▶ [EXERCISE DIRECTIONS] Pick up the article about WABTEC's CIO, Kopal Raj, after its last sentence and keep writing it.

-------- PAGE TEXT --------

Image of Kopal Raj, CIO of WABTEC
Credit: Foundry

With a mission to revolutionize the future of global mobility, WABTEC delivers transformative transportation systems that quite literally propel the world forward. Initiated in 1869, with an expansive legacy built on the shoulders of giants such as Westinghouse (which gives it the name Westinghouse Airbrakes technology), Edison and Faiveley, WABTEC has been pioneering force in modern transportation solutions.

Transitioning from mechanical challenges, the global freight organization has embraced more intricate trials, those of remote management, digitization, and preserving technical expertise and quality in the face of emerging obstacles.

In the new technological era, perhaps no role has seen a more profound upheaval than that of the CIO. Dispensing her responsibilities with ease, Kopal Raj, a tech leader with 26 years of experience brings her technical acumen and plethora of skills to navigate this role and lead WABTEC India into the future.

In this conversation with Foundry, Kopal dives deep into her career progression, the challenges of marrying manufacturing with digitization and WABTEC’s commitment to sustainability.

-------- MATERIAL SHOWN --------

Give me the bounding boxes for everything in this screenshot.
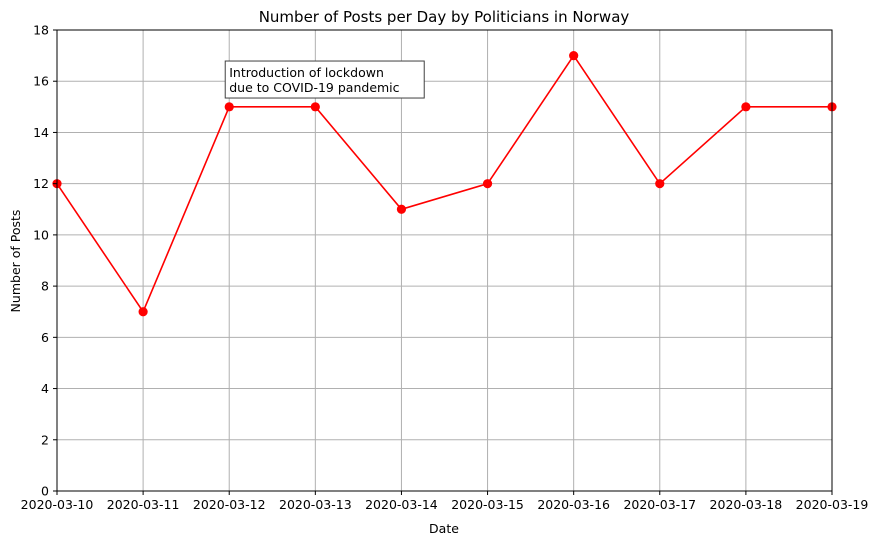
annotation-text: due to COVID-19 pandemic bbox=[229, 80, 399, 95]
x-tick-label: 2020-03-17 bbox=[623, 497, 696, 512]
series-line bbox=[56, 54, 832, 314]
data-point bbox=[396, 204, 407, 214]
y-axis-label: Number of Posts bbox=[8, 210, 23, 313]
data-point bbox=[741, 102, 751, 112]
y-tick-label: 12 bbox=[33, 176, 49, 191]
data-point bbox=[569, 51, 579, 61]
x-tick-label: 2020-03-13 bbox=[279, 497, 352, 512]
x-tick-label: 2020-03-10 bbox=[21, 497, 94, 512]
x-tick-label: 2020-03-14 bbox=[365, 497, 438, 512]
y-tick-label: 14 bbox=[33, 125, 49, 140]
y-tick-label: 10 bbox=[33, 227, 49, 242]
chart-title: Number of Posts per Day by Politicians i… bbox=[259, 8, 630, 26]
data-point bbox=[224, 102, 234, 112]
x-tick-label: 2020-03-18 bbox=[710, 497, 783, 512]
grid bbox=[56, 29, 833, 492]
plot-frame bbox=[56, 29, 833, 492]
data-point bbox=[655, 179, 665, 189]
x-axis-ticks: 2020-03-10 2020-03-11 2020-03-12 2020-03-13… bbox=[21, 491, 869, 512]
y-tick-label: 2 bbox=[41, 432, 49, 447]
x-tick-label: 2020-03-12 bbox=[193, 497, 266, 512]
y-tick-label: 16 bbox=[33, 74, 49, 89]
x-tick-label: 2020-03-11 bbox=[107, 497, 180, 512]
data-point bbox=[482, 179, 493, 189]
x-tick-label: 2020-03-15 bbox=[451, 497, 524, 512]
y-tick-label: 4 bbox=[41, 381, 49, 396]
y-tick-label: 0 bbox=[41, 484, 49, 499]
annotation-box bbox=[224, 60, 425, 99]
x-tick-label: 2020-03-19 bbox=[796, 497, 869, 512]
x-tick-label: 2020-03-16 bbox=[537, 497, 610, 512]
data-point bbox=[310, 102, 320, 112]
data-point bbox=[138, 307, 148, 317]
y-tick-label: 18 bbox=[33, 23, 49, 38]
y-tick-label: 6 bbox=[41, 330, 49, 345]
y-tick-label: 8 bbox=[41, 279, 49, 294]
x-axis-label: Date bbox=[429, 521, 459, 536]
annotation-text: Introduction of lockdown bbox=[229, 65, 384, 80]
series-layer bbox=[52, 51, 837, 317]
y-axis-ticks: 0 2 4 6 8 10 12 14 16 18 bbox=[33, 23, 57, 499]
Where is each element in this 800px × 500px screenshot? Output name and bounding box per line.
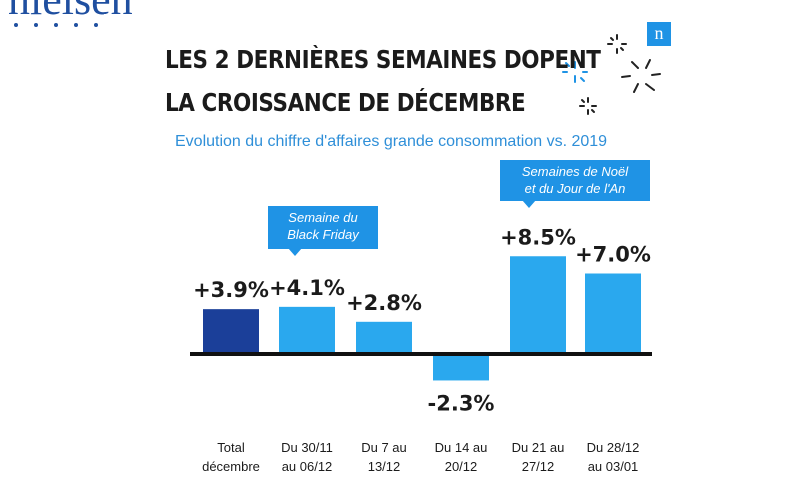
category-label-0-0: Total — [217, 440, 245, 455]
category-label-2-0: Du 7 au — [361, 440, 407, 455]
value-label-5: +7.0% — [575, 243, 651, 267]
value-label-0: +3.9% — [193, 278, 269, 302]
category-label-0-1: décembre — [202, 459, 260, 474]
infographic-card — [104, 14, 684, 500]
value-label-4: +8.5% — [500, 225, 576, 249]
fireworks-icon — [562, 34, 661, 115]
category-label-3-1: 20/12 — [445, 459, 478, 474]
value-label-3: -2.3% — [428, 391, 495, 415]
category-label-5-1: au 03/01 — [588, 459, 639, 474]
bar-0 — [203, 309, 259, 354]
category-label-3-0: Du 14 au — [435, 440, 488, 455]
bar-2 — [356, 321, 412, 354]
bar-3 — [433, 354, 489, 381]
chart-title-line-1: LES 2 DERNIÈRES SEMAINES DOPENT — [165, 45, 601, 74]
callout-noel-line-1: Semaines de Noël — [521, 164, 629, 179]
callout-black-friday-line-2: Black Friday — [287, 227, 359, 242]
category-label-5-0: Du 28/12 — [587, 440, 640, 455]
category-label-2-1: 13/12 — [368, 459, 401, 474]
category-label-1-1: au 06/12 — [282, 459, 333, 474]
category-label-1-0: Du 30/11 — [281, 440, 333, 455]
bar-5 — [585, 273, 641, 354]
bar-1 — [279, 306, 335, 354]
callout-noel-line-2: et du Jour de l'An — [524, 181, 626, 196]
chart-title-line-2: LA CROISSANCE DE DÉCEMBRE — [165, 88, 526, 117]
callout-black-friday-line-1: Semaine du — [288, 210, 358, 225]
chart-subtitle: Evolution du chiffre d'affaires grande c… — [175, 133, 608, 150]
callout-noel: Semaines de Noël et du Jour de l'An — [500, 160, 650, 208]
value-label-2: +2.8% — [346, 291, 422, 315]
category-label-4-0: Du 21 au — [512, 440, 565, 455]
value-label-1: +4.1% — [269, 276, 345, 300]
bar-4 — [510, 256, 566, 354]
category-label-4-1: 27/12 — [522, 459, 555, 474]
nielsen-badge: n — [647, 22, 671, 46]
callout-black-friday: Semaine du Black Friday — [268, 206, 378, 256]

--------

▶ [EXERCISE RESULT]
Kopal, tell us about your journey. How did you start at WABTEC, and what would you consider your greatest career achievement?

I’ve always been a techie at heart and always wanted to pursue computer programming. I started out as an application developer. Since I was adept at project management, I was asked to head the IT department for one of the small subsidiaries of TATA organization.

Initially, I was naïve about the infrastructure space, but was fortunate to have a great mentor. Over the years, I’ve had the opportunity to grow across multiple domains and transition every few years. Now I have consciously tapped into the R&D space, product development and the DevOps segment.

Once I saw the alignment to being CIO, I ramped up on emerging technologies, novel product development and solutioning systems. I have been very fortunate to always find my feet with the right role for almost 26 years.

What are some unique data and cybersecurity challenges when helming such a vast locomotion technology company?

History is witness to railways ushering in the era of digitization in any country. For instance, the IRCTC online booking portal came into India well before tech giants like Amazon and was responsible for many of the mainframes that started the planning and scheduling of trains.

WABTEC products and locomotives have numerous embedded digital pieces – both hardware and software, which allow us to track performance, and assess their reliability and warranty for the customers. Designed to be under high stress and duress, we monitor them for temperature, pressure, and other parameters. Our products are sometimes tested for a year before being launched in the field.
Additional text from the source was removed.